* **Set exercise**: Retype all of the listing exactly, passing over any picture you find.

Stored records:
----
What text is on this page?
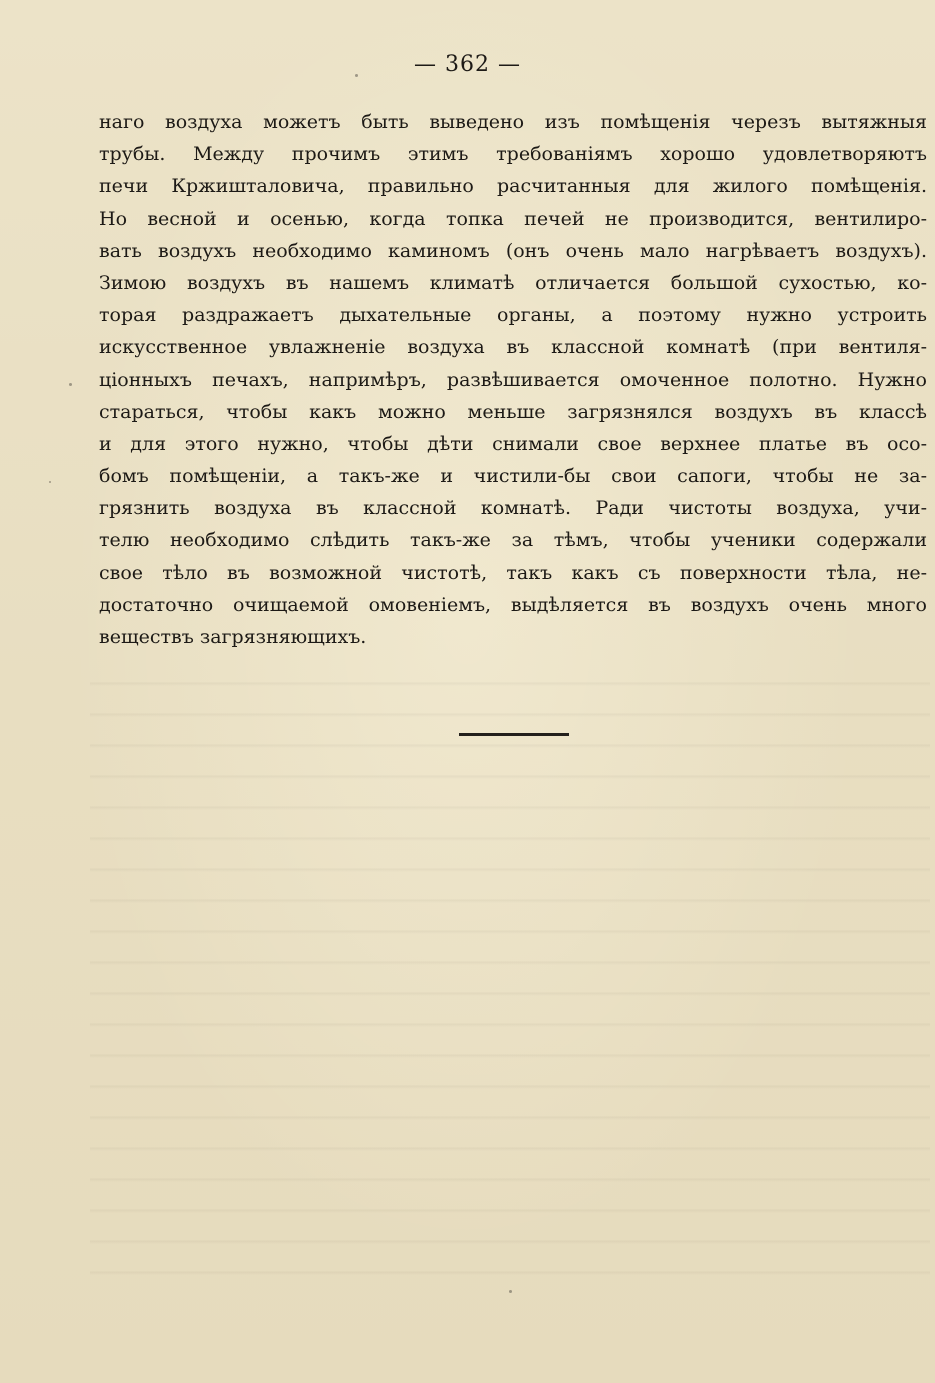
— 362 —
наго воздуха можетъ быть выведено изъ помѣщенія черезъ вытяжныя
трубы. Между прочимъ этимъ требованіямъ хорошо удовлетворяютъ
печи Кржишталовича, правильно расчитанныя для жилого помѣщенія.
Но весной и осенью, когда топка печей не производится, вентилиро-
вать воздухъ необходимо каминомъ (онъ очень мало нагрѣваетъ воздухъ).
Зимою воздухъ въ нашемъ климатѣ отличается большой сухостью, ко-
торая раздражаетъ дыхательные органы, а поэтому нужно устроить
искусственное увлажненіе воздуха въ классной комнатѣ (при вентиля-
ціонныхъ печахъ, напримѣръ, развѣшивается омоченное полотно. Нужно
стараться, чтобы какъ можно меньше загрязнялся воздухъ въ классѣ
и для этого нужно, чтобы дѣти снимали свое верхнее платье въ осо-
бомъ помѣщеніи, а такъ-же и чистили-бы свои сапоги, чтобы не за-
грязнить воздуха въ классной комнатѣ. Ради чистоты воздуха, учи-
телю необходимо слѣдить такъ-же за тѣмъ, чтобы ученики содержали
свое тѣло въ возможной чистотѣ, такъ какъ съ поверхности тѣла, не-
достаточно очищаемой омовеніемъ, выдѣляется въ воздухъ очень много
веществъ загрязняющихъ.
----
* **Expected answer**:
What text is on this page?
— 362 —
наго воздуха можетъ быть выведено изъ помѣщенія черезъ вытяжныя
трубы. Между прочимъ этимъ требованіямъ хорошо удовлетворяютъ
печи Кржишталовича, правильно расчитанныя для жилого помѣщенія.
Но весной и осенью, когда топка печей не производится, вентилиро-
вать воздухъ необходимо каминомъ (онъ очень мало нагрѣваетъ воздухъ).
Зимою воздухъ въ нашемъ климатѣ отличается большой сухостью, ко-
торая раздражаетъ дыхательные органы, а поэтому нужно устроить
искусственное увлажненіе воздуха въ классной комнатѣ (при вентиля-
ціонныхъ печахъ, напримѣръ, развѣшивается омоченное полотно. Нужно
стараться, чтобы какъ можно меньше загрязнялся воздухъ въ классѣ
и для этого нужно, чтобы дѣти снимали свое верхнее платье въ осо-
бомъ помѣщеніи, а такъ-же и чистили-бы свои сапоги, чтобы не за-
грязнить воздуха въ классной комнатѣ. Ради чистоты воздуха, учи-
телю необходимо слѣдить такъ-же за тѣмъ, чтобы ученики содержали
свое тѣло въ возможной чистотѣ, такъ какъ съ поверхности тѣла, не-
достаточно очищаемой омовеніемъ, выдѣляется въ воздухъ очень много
веществъ загрязняющихъ.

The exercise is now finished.